---------- Recorded information ----------

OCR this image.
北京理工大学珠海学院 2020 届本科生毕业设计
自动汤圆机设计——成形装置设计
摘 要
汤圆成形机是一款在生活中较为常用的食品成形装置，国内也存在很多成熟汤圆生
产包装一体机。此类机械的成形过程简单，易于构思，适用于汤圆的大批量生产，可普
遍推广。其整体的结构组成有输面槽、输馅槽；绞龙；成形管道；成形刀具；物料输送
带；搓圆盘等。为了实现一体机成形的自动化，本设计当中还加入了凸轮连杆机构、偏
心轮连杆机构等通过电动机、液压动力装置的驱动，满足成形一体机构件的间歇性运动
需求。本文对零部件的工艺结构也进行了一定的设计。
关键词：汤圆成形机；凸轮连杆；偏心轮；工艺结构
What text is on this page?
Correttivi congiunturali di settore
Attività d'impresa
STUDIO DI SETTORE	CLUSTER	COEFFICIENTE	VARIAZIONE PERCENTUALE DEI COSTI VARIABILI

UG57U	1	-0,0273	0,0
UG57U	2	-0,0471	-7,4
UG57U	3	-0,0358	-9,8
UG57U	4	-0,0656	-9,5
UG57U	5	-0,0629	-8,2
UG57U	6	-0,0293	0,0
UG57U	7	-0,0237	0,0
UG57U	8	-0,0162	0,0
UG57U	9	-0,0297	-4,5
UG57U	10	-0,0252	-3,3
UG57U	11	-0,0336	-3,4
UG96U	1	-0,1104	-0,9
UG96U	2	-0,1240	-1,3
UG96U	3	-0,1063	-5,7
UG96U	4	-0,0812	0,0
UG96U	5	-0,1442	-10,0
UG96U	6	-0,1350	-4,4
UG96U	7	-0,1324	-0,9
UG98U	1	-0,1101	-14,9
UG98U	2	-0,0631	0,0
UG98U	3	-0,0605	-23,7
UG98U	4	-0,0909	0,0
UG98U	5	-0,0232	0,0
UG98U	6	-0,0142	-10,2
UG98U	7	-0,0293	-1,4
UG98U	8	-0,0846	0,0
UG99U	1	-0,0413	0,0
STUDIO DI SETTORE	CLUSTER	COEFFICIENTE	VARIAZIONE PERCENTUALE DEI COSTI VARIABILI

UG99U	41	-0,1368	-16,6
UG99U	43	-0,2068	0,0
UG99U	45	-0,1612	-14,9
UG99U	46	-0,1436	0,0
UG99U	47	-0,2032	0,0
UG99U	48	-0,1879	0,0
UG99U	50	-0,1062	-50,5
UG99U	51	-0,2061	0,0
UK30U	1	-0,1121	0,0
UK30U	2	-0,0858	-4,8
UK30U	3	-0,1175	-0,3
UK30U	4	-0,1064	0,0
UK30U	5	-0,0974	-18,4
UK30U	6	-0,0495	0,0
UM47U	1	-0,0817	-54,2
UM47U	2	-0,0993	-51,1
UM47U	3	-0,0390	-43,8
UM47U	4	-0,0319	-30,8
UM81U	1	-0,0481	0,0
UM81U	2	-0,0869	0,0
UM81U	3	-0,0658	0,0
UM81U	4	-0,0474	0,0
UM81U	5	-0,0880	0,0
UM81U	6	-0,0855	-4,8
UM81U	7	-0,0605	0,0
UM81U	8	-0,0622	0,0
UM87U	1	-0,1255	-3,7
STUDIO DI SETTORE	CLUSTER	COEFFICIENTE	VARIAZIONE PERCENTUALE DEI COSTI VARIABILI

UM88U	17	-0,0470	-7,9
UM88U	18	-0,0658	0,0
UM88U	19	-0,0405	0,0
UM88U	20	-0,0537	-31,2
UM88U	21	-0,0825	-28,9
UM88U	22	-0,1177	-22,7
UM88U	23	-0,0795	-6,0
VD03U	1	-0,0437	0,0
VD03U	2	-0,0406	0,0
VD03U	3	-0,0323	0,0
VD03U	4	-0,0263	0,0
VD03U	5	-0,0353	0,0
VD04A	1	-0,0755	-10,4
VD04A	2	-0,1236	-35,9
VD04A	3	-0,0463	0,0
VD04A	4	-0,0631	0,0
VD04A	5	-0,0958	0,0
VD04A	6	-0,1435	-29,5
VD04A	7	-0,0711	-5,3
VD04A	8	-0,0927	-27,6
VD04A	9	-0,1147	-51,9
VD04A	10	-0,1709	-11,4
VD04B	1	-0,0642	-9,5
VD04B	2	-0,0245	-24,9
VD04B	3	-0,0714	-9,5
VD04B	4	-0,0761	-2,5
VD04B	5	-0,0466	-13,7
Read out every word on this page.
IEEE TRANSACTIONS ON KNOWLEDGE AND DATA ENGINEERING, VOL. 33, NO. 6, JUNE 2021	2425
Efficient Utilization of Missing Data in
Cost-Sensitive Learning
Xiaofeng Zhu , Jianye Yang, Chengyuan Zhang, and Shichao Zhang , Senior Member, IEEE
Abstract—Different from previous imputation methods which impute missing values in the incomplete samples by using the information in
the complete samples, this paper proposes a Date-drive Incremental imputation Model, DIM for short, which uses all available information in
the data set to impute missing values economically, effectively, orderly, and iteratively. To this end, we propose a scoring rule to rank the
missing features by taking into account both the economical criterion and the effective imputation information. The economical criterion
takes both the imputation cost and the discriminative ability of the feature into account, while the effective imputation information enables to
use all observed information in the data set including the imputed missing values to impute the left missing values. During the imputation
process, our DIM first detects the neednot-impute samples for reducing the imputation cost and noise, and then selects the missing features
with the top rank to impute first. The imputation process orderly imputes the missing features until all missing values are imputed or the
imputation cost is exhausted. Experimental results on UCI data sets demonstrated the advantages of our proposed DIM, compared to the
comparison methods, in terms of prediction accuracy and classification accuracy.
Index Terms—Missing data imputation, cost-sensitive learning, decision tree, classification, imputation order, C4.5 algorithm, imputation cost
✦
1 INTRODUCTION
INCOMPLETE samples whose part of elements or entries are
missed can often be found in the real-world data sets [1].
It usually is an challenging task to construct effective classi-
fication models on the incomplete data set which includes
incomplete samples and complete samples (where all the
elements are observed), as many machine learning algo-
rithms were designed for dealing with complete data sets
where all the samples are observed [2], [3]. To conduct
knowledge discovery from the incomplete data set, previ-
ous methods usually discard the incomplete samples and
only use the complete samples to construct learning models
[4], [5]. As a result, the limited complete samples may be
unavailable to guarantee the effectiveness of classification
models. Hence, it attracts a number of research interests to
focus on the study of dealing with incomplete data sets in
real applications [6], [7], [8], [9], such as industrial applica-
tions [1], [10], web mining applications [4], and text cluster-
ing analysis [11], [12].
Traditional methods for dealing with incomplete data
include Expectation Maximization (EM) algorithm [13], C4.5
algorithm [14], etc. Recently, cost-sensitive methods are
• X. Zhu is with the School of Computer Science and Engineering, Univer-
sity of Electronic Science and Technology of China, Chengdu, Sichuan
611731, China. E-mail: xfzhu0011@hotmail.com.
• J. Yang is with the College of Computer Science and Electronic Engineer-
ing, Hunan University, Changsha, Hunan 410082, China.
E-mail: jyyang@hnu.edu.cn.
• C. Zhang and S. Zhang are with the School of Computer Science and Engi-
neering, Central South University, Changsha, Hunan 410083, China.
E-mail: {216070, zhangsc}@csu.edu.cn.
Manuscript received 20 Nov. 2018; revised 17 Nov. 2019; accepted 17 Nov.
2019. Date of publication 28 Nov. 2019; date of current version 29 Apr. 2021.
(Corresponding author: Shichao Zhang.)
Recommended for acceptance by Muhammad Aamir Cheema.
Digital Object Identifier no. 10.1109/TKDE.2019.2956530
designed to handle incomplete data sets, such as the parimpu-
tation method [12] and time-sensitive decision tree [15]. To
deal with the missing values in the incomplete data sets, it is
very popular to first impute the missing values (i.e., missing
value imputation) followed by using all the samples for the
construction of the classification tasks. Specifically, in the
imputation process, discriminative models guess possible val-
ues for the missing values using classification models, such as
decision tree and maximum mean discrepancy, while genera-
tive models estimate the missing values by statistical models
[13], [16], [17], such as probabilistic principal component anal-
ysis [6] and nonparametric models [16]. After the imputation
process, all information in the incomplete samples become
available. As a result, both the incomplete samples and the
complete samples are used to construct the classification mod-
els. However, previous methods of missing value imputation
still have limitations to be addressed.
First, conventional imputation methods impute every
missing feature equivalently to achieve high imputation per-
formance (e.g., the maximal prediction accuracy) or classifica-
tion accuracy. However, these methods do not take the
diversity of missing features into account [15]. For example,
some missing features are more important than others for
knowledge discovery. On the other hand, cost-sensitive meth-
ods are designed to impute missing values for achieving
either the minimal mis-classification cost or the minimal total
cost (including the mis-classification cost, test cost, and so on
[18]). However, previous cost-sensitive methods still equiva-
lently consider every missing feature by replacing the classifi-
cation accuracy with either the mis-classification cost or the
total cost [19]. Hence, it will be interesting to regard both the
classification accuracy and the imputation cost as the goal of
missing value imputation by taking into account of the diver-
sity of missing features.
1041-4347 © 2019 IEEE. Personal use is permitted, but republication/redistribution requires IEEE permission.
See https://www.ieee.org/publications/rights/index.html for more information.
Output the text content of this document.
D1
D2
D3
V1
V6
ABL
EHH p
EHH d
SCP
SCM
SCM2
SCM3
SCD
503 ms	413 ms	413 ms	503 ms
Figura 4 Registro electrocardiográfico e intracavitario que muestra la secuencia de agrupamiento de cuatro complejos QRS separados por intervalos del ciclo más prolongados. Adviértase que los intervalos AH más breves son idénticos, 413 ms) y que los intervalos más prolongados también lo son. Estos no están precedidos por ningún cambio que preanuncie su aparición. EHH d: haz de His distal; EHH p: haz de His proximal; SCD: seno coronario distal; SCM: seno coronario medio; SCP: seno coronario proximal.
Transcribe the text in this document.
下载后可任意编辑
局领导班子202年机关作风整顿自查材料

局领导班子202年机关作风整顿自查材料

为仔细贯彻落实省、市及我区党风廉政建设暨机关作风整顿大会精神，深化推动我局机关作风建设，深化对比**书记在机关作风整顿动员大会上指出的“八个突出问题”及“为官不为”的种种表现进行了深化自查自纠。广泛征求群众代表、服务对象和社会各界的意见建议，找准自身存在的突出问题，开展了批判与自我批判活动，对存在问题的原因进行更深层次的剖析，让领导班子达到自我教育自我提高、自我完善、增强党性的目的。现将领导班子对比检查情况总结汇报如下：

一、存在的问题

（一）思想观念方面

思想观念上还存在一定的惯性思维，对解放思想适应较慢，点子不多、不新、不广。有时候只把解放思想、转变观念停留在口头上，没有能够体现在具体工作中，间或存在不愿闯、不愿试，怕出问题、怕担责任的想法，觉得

----------

#### What the exercise asks:
Reproduce exactly the line containing "Transcribe the text in this document." and every line after it through the end of the records above, and nothing else.

#### Task output:
Transcribe the text in this document.
下载后可任意编辑
局领导班子202年机关作风整顿自查材料

局领导班子202年机关作风整顿自查材料

为仔细贯彻落实省、市及我区党风廉政建设暨机关作风整顿大会精神，深化推动我局机关作风建设，深化对比**书记在机关作风整顿动员大会上指出的“八个突出问题”及“为官不为”的种种表现进行了深化自查自纠。广泛征求群众代表、服务对象和社会各界的意见建议，找准自身存在的突出问题，开展了批判与自我批判活动，对存在问题的原因进行更深层次的剖析，让领导班子达到自我教育自我提高、自我完善、增强党性的目的。现将领导班子对比检查情况总结汇报如下：

一、存在的问题

（一）思想观念方面

思想观念上还存在一定的惯性思维，对解放思想适应较慢，点子不多、不新、不广。有时候只把解放思想、转变观念停留在口头上，没有能够体现在具体工作中，间或存在不愿闯、不愿试，怕出问题、怕担责任的想法，觉得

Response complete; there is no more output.